:: RECORDS FOR THIS TASK
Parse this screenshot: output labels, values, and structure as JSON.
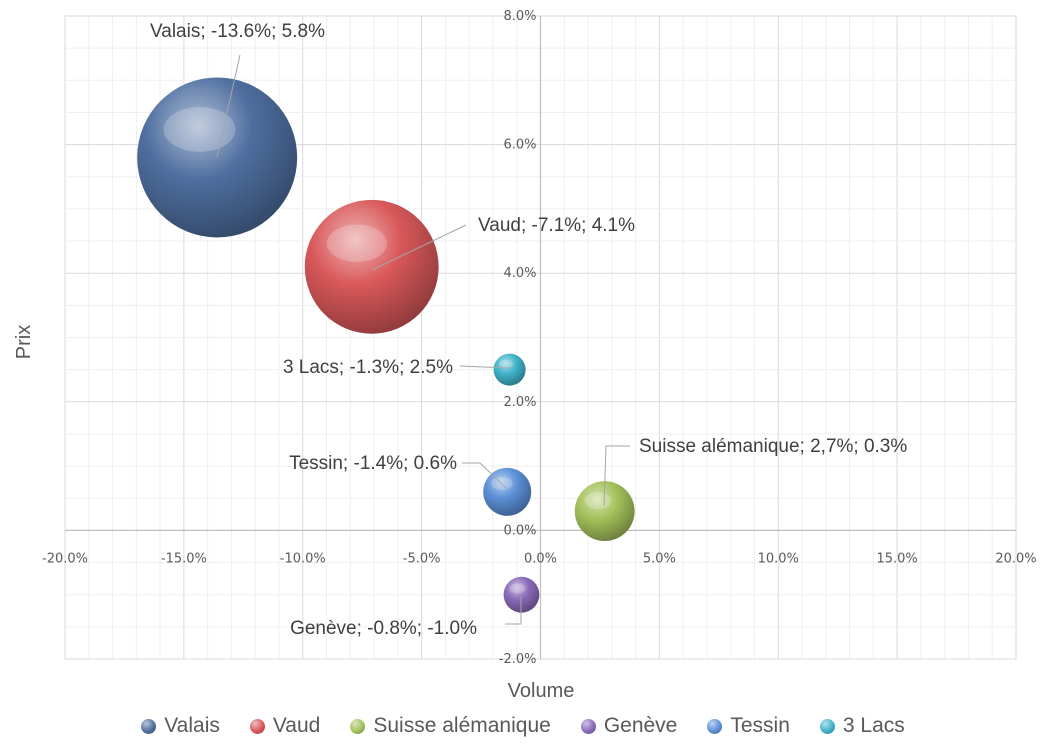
{
  "chart_data": {
    "type": "bubble",
    "xlabel": "Volume",
    "ylabel": "Prix",
    "xlim": [
      -20,
      20
    ],
    "ylim": [
      -2,
      8
    ],
    "x_ticks": [
      "-20.0%",
      "-15.0%",
      "-10.0%",
      "-5.0%",
      "0.0%",
      "5.0%",
      "10.0%",
      "15.0%",
      "20.0%"
    ],
    "y_ticks": [
      "-2.0%",
      "0.0%",
      "2.0%",
      "4.0%",
      "6.0%",
      "8.0%"
    ],
    "grid": true,
    "legend_position": "bottom",
    "series": [
      {
        "name": "Valais",
        "x": -13.6,
        "y": 5.8,
        "size": 100,
        "color": "#4f6fa0",
        "label": "Valais; -13.6%; 5.8%"
      },
      {
        "name": "Vaud",
        "x": -7.1,
        "y": 4.1,
        "size": 70,
        "color": "#d9585a",
        "label": "Vaud; -7.1%; 4.1%"
      },
      {
        "name": "Suisse alémanique",
        "x": 2.7,
        "y": 0.3,
        "size": 14,
        "color": "#a3c15a",
        "label": "Suisse alémanique; 2,7%; 0.3%"
      },
      {
        "name": "Genève",
        "x": -0.8,
        "y": -1.0,
        "size": 5,
        "color": "#8a6ab8",
        "label": "Genève; -0.8%; -1.0%"
      },
      {
        "name": "Tessin",
        "x": -1.4,
        "y": 0.6,
        "size": 9,
        "color": "#5b8fd6",
        "label": "Tessin; -1.4%; 0.6%"
      },
      {
        "name": "3 Lacs",
        "x": -1.3,
        "y": 2.5,
        "size": 4,
        "color": "#3fb3c9",
        "label": "3 Lacs; -1.3%; 2.5%"
      }
    ]
  }
}
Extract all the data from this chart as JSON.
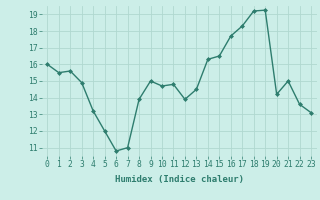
::::
(EXERCISE) Reproduce the whole listing exactly, but not the images in it.

(TASK ANSWER)
Parse this screenshot: output labels, values, and structure as JSON.
{
  "chart_data": {
    "type": "bubble",
    "xlabel": "Volume",
    "ylabel": "Prix",
    "xlim": [
      -20,
      20
    ],
    "ylim": [
      -2,
      8
    ],
    "x_ticks": [
      "-20.0%",
      "-15.0%",
      "-10.0%",
      "-5.0%",
      "0.0%",
      "5.0%",
      "10.0%",
      "15.0%",
      "20.0%"
    ],
    "y_ticks": [
      "-2.0%",
      "0.0%",
      "2.0%",
      "4.0%",
      "6.0%",
      "8.0%"
    ],
    "grid": true,
    "legend_position": "bottom",
    "series": [
      {
        "name": "Valais",
        "x": -13.6,
        "y": 5.8,
        "size": 100,
        "color": "#4f6fa0",
        "label": "Valais; -13.6%; 5.8%"
      },
      {
        "name": "Vaud",
        "x": -7.1,
        "y": 4.1,
        "size": 70,
        "color": "#d9585a",
        "label": "Vaud; -7.1%; 4.1%"
      },
      {
        "name": "Suisse alémanique",
        "x": 2.7,
        "y": 0.3,
        "size": 14,
        "color": "#a3c15a",
        "label": "Suisse alémanique; 2,7%; 0.3%"
      },
      {
        "name": "Genève",
        "x": -0.8,
        "y": -1.0,
        "size": 5,
        "color": "#8a6ab8",
        "label": "Genève; -0.8%; -1.0%"
      },
      {
        "name": "Tessin",
        "x": -1.4,
        "y": 0.6,
        "size": 9,
        "color": "#5b8fd6",
        "label": "Tessin; -1.4%; 0.6%"
      },
      {
        "name": "3 Lacs",
        "x": -1.3,
        "y": 2.5,
        "size": 4,
        "color": "#3fb3c9",
        "label": "3 Lacs; -1.3%; 2.5%"
      }
    ]
  }
}
Extract all the data from this chart as JSON.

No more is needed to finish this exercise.